Record list:
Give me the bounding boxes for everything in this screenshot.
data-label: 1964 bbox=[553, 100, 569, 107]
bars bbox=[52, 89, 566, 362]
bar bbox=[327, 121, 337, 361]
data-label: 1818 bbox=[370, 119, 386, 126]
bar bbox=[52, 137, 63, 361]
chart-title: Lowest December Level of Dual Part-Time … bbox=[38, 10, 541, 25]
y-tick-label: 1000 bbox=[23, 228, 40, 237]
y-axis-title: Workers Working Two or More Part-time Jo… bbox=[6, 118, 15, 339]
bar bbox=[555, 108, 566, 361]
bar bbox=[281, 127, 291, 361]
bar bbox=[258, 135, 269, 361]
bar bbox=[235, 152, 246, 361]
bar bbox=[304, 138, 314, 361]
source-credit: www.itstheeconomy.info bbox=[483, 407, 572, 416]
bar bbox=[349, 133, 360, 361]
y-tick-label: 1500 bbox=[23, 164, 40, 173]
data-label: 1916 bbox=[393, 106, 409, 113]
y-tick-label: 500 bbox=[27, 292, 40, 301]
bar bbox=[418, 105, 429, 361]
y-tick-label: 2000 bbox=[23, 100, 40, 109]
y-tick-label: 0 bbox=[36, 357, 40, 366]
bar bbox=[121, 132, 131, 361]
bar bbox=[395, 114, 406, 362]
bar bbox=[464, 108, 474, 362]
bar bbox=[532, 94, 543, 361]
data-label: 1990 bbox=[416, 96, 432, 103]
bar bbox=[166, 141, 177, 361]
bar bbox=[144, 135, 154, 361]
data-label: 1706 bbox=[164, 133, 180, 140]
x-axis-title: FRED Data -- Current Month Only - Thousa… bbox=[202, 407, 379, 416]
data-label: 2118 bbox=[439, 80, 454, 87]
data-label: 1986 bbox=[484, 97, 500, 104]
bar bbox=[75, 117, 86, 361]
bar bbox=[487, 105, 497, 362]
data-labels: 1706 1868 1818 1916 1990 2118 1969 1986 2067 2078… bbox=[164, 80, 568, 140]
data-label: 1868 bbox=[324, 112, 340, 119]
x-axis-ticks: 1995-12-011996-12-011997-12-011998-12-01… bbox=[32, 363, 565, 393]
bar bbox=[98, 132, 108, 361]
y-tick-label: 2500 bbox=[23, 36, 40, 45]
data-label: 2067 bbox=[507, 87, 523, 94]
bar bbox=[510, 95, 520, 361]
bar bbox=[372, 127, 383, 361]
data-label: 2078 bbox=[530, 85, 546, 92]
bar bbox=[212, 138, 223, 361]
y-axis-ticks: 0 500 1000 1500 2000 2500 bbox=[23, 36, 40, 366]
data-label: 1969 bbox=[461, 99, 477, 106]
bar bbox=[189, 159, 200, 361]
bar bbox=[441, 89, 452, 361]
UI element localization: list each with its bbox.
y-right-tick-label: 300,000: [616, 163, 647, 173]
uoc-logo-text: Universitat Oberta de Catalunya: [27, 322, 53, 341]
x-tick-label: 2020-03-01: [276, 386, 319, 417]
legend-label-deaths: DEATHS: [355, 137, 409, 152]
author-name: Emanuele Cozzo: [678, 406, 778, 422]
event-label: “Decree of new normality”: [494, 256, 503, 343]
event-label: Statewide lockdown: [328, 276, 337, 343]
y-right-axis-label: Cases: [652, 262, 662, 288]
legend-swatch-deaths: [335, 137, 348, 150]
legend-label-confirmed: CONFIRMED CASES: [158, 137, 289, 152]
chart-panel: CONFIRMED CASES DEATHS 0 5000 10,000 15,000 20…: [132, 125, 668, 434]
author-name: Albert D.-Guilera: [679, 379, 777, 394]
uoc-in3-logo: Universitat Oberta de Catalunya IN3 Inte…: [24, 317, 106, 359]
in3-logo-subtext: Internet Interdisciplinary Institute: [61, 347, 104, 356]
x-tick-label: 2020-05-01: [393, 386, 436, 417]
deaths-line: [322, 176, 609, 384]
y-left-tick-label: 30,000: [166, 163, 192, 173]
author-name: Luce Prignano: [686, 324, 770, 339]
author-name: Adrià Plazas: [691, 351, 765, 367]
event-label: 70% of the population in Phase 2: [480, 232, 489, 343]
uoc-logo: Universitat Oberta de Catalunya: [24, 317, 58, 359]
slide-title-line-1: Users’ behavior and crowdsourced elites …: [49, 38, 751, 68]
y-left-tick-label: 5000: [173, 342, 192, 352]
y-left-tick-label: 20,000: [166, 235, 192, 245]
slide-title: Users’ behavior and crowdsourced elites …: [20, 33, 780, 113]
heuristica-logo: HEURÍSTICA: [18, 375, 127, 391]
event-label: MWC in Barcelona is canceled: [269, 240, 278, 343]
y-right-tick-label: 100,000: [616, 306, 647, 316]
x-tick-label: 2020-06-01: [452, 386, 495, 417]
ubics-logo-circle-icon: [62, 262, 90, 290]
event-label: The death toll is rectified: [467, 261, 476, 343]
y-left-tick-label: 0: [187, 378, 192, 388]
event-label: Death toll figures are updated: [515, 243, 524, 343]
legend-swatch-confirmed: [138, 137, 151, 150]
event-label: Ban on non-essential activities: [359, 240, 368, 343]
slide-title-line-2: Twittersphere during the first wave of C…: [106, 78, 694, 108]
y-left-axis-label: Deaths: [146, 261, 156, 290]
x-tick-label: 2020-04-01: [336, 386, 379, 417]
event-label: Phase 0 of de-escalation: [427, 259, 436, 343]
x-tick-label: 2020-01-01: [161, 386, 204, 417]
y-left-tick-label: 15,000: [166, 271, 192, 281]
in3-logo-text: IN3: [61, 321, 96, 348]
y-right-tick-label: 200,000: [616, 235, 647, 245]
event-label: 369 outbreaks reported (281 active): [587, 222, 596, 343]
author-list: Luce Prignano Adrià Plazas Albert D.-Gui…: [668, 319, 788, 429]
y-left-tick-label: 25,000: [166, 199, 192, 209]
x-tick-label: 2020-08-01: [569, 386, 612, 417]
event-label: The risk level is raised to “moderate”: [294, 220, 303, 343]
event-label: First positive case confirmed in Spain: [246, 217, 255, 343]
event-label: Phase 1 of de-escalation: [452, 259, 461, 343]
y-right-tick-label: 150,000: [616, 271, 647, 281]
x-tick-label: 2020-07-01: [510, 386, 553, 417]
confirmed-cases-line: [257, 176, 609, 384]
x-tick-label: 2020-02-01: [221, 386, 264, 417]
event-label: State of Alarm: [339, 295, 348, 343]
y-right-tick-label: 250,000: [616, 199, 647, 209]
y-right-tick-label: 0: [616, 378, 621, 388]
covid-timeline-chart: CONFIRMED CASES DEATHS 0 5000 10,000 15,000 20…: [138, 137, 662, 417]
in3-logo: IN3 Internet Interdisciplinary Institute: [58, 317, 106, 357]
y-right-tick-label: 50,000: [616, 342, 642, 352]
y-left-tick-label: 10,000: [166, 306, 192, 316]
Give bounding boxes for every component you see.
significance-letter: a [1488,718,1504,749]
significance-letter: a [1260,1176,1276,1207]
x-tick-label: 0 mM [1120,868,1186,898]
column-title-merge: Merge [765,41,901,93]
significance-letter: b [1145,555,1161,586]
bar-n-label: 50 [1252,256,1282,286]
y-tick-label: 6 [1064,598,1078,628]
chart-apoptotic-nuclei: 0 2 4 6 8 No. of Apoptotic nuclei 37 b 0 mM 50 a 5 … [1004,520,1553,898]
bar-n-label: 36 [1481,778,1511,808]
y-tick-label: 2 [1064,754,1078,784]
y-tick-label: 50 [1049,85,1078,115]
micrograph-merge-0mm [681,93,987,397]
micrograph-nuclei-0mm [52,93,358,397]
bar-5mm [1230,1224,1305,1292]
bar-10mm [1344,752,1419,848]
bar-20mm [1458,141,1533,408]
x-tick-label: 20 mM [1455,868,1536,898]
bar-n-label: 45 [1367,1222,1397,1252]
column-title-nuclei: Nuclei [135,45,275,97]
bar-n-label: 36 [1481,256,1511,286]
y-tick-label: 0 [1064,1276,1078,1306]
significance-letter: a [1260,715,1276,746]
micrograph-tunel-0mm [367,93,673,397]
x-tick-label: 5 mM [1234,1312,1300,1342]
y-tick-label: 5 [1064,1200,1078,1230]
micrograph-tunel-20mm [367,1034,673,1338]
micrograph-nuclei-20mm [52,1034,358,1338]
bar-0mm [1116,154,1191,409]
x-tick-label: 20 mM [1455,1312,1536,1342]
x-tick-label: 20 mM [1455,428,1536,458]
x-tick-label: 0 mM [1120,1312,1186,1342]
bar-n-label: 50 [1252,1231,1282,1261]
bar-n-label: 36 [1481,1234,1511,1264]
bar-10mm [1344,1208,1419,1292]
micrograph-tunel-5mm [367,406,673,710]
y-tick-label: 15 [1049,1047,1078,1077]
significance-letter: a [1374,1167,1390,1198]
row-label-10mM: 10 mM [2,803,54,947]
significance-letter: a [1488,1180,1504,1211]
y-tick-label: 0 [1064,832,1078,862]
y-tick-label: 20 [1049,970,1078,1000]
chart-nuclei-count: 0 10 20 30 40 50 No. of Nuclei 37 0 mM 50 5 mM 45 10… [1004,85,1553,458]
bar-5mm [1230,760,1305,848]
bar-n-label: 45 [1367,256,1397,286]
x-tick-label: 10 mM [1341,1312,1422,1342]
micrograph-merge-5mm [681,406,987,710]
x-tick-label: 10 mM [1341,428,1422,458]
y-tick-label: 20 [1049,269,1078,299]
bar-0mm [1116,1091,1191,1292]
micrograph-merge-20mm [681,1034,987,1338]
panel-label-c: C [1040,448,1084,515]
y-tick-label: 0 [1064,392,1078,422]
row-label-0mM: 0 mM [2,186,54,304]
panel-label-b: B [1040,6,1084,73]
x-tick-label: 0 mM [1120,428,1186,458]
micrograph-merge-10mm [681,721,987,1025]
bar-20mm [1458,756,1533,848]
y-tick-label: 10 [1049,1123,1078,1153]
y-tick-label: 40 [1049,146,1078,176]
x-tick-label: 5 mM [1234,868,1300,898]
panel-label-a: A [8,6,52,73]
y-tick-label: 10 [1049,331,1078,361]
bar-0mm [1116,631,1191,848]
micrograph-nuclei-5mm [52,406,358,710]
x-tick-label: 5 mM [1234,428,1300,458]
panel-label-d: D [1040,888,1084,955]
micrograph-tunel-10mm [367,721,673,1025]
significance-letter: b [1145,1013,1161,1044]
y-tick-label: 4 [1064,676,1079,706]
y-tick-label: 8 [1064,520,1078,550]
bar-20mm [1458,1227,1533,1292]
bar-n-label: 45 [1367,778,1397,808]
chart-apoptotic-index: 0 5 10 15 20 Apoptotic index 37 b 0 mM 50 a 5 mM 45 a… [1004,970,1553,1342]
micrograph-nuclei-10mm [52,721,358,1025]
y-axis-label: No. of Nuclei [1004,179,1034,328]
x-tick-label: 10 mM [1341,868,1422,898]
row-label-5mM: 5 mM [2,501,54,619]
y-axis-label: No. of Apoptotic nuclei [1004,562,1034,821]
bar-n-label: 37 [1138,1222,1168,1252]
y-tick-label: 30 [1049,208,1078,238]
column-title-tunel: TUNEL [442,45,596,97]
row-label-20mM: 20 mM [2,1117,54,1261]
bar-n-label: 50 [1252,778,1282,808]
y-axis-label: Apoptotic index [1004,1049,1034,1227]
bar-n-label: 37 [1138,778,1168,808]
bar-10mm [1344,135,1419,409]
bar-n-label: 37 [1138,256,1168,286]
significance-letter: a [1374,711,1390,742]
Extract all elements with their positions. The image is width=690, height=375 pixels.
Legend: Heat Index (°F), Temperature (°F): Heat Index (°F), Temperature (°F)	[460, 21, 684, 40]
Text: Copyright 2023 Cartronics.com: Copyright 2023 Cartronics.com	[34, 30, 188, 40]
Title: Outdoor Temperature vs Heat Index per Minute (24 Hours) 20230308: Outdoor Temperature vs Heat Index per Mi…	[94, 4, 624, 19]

What is required:
Repeat the material from its start through the line containing "y-tick-label: 1000 bbox=[23, 228, 40, 237]", swapping "December" for "January" and leaving everything else unchanged.

The response:
Give me the bounding boxes for everything in this screenshot.
data-label: 1964 bbox=[553, 100, 569, 107]
bars bbox=[52, 89, 566, 362]
bar bbox=[327, 121, 337, 361]
data-label: 1818 bbox=[370, 119, 386, 126]
bar bbox=[52, 137, 63, 361]
chart-title: Lowest January Level of Dual Part-Time … bbox=[38, 10, 541, 25]
y-tick-label: 1000 bbox=[23, 228, 40, 237]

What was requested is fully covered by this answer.